# twiters woofers, impedancias



## gaston sj (Mar 6, 2007)

hola a todo 

les cuento que tengo un amplificador de 130w rms para una carga de 8 ohm y un woofer selenium de 15" y en el mismo baffle 3 twiters piezo y cuando conecto los twiters en paralelo con el el parlante se produce un sonido parecido a un chispaso o chasquido sonoramente haablando y cuando dejo el woofer solo no lo hace nescesito saber que debo hacer o que me recomiendan para que pueda escuchar con todo el complejo de aparatejos gracias saludos gaston


----------



## pepepuerto (Mar 10, 2007)

Hola ,no dices que impedancia tiene voofer, como sabras, debe  ser lo mas parecida y si es igual mejor a los 8 ohm del amplificadfor, los twiters debes tenerlos conectados  cuando enciendas el amplificador ,dices que estan en el mismo bafle,te mando unas paginas para mas información ,suerte un saludo
http://hyperphysics.phy-astr.gsu.edu/HBASE/audio/cross.html
http://www.eucor-online.com/altavoces/conexión_de_altavoces.htm


----------



## luis_e (Mar 11, 2007)

Hola, queria contarles que yo tambiem arme unos bafles pequeños, cada uno con 1 parlante audifiel de 4 pulgadas para medios y bajos ,y un tweeter audifiel de 2,5 pulgadas, ambos con impedancia de 8 ohms con un filtro de dos vias y el tweeter me hacen un chasquido con determinadas canciones, al tweeter le pasan frecuencias encima de los 6000 hz y de 6000hz para abajo al paralnte de 4 pulg.

DATOS PROPORCIONADOS ::

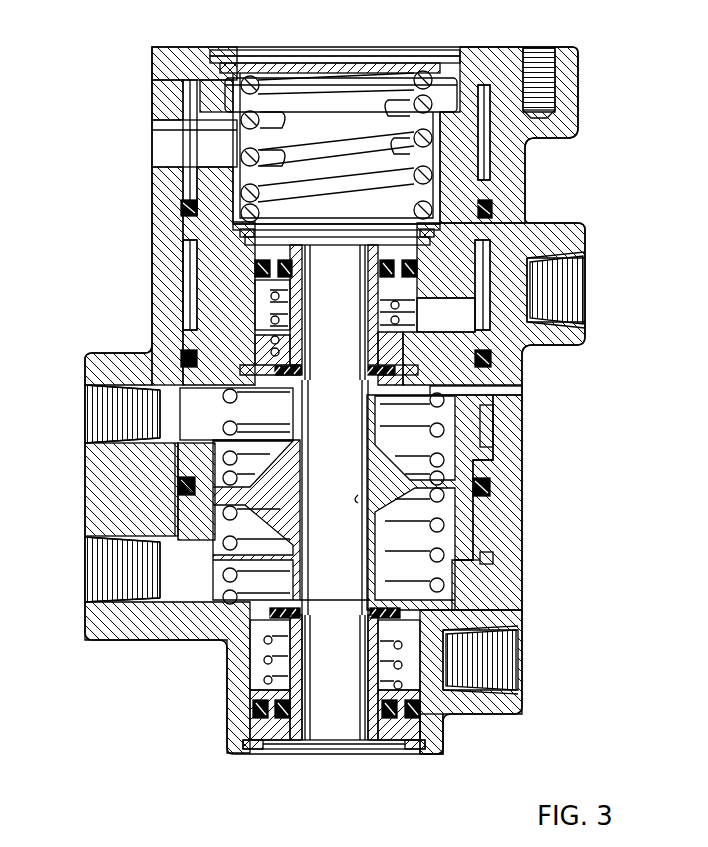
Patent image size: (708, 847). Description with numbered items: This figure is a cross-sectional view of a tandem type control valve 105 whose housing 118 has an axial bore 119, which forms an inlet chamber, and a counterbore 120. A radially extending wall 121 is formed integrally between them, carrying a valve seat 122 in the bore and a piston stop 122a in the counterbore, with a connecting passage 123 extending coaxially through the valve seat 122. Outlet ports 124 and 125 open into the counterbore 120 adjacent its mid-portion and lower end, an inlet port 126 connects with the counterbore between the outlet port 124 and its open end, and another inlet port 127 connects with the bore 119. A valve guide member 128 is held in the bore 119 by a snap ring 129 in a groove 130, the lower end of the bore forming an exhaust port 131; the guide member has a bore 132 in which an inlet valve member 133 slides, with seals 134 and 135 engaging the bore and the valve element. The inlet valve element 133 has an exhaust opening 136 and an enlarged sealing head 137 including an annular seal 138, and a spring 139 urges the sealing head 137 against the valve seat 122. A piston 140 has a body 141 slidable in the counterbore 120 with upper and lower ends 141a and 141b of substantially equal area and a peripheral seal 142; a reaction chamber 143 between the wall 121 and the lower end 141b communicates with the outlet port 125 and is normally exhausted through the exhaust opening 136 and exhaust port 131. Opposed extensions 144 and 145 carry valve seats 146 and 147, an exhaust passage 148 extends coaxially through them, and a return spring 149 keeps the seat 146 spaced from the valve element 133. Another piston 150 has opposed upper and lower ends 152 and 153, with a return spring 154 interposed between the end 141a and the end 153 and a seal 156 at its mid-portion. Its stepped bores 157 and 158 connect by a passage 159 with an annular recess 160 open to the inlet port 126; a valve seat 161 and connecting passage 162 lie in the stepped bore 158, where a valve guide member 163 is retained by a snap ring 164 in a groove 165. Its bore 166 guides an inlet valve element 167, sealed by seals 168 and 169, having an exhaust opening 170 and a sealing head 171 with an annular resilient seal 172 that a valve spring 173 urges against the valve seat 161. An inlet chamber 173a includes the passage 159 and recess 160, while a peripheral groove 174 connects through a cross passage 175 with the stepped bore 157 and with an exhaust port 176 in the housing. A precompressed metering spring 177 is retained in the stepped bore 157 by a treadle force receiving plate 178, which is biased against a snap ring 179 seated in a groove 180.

The tandem type control valve 105 is at (598, 213).
The housing 118 is at (570, 70).
The axial bore 119 is at (255, 672).
The counterbore 120 is at (492, 160).
The radially extending wall 121 is at (167, 674).
The valve seat 122 is at (292, 600).
The piston stop 122a is at (478, 562).
The connecting passage 123 is at (376, 575).
The outlet port 124 is at (85, 440).
The outlet port 125 is at (85, 594).
The inlet port 126 is at (575, 309).
The inlet port 127 is at (505, 690).
The valve guide member 128 is at (422, 742).
The snap ring 129 is at (262, 752).
The groove 130 is at (245, 745).
The exhaust port 131 is at (408, 752).
The bore 132 is at (382, 752).
The inlet valve member 133 is at (354, 714).
The seal 134 is at (255, 715).
The seal 135 is at (284, 722).
The exhaust opening 136 is at (368, 672).
The sealing head 137 is at (398, 612).
The annular seal 138 is at (364, 624).
The spring 139 is at (404, 665).
The piston 140 is at (178, 489).
The piston body 141 is at (196, 520).
The upper piston body end 141a is at (488, 432).
The lower piston body end 141b is at (493, 552).
The seal 142 is at (493, 489).
The reaction chamber 143 is at (292, 525).
The extension 144 is at (302, 578).
The extension 145 is at (364, 432).
The valve seat 146 is at (302, 612).
The valve seat 147 is at (326, 380).
The exhaust passage 148 is at (360, 497).
The return spring 149 is at (455, 578).
The piston 150 is at (345, 114).
The upper piston body end 152 is at (470, 56).
The lower piston body end 153 is at (492, 396).
The return spring 154 is at (222, 460).
The seal 156 is at (493, 362).
The stepped bore 157 is at (412, 152).
The stepped bore 158 is at (258, 312).
The passage 159 is at (478, 300).
The annular recess 160 is at (182, 265).
The valve seat 161 is at (430, 408).
The connecting passage 162 is at (292, 392).
The valve guide member 163 is at (270, 236).
The snap ring 164 is at (416, 238).
The groove 165 is at (252, 244).
The bore 166 is at (390, 236).
The inlet valve element 167 is at (354, 287).
The seal 168 is at (262, 268).
The seal 169 is at (405, 284).
The exhaust opening 170 is at (368, 315).
The sealing head 171 is at (398, 372).
The annular resilient seal 172 is at (360, 365).
The valve spring 173 is at (400, 331).
The inlet chamber 173a is at (272, 340).
The peripheral groove 174 is at (185, 99).
The cross passage 175 is at (268, 130).
The exhaust port 176 is at (162, 131).
The metering spring 177 is at (397, 98).
The treadle force receiving plate 178 is at (365, 66).
The snap ring 179 is at (290, 34).
The groove 180 is at (216, 34).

INSTRUCCIONES ::
A – Cambia "woofer" por "subwoofer" y vuelve a escribir el fragmento del hilo del foro que empieza en "## gaston sj" y termina en "(Mar 10, 2007)".
B – Según el hilo del foro, ¿qué potencia tiene el amplificador de gaston sj y para qué carga?

RESPUESTAS DEL EJERCICIO ::
A –
## gaston sj (Mar 6, 2007)

hola a todo 

les cuento que tengo un amplificador de 130w rms para una carga de 8 ohm y un subwoofer selenium de 15" y en el mismo baffle 3 twiters piezo y cuando conecto los twiters en paralelo con el el parlante se produce un sonido parecido a un chispaso o chasquido sonoramente haablando y cuando dejo el subwoofer solo no lo hace nescesito saber que debo hacer o que me recomiendan para que pueda escuchar con todo el complejo de aparatejos gracias saludos gaston


----------



## pepepuerto (Mar 10, 2007)

B – Tiene 130 W RMS para una carga de 8 ohm.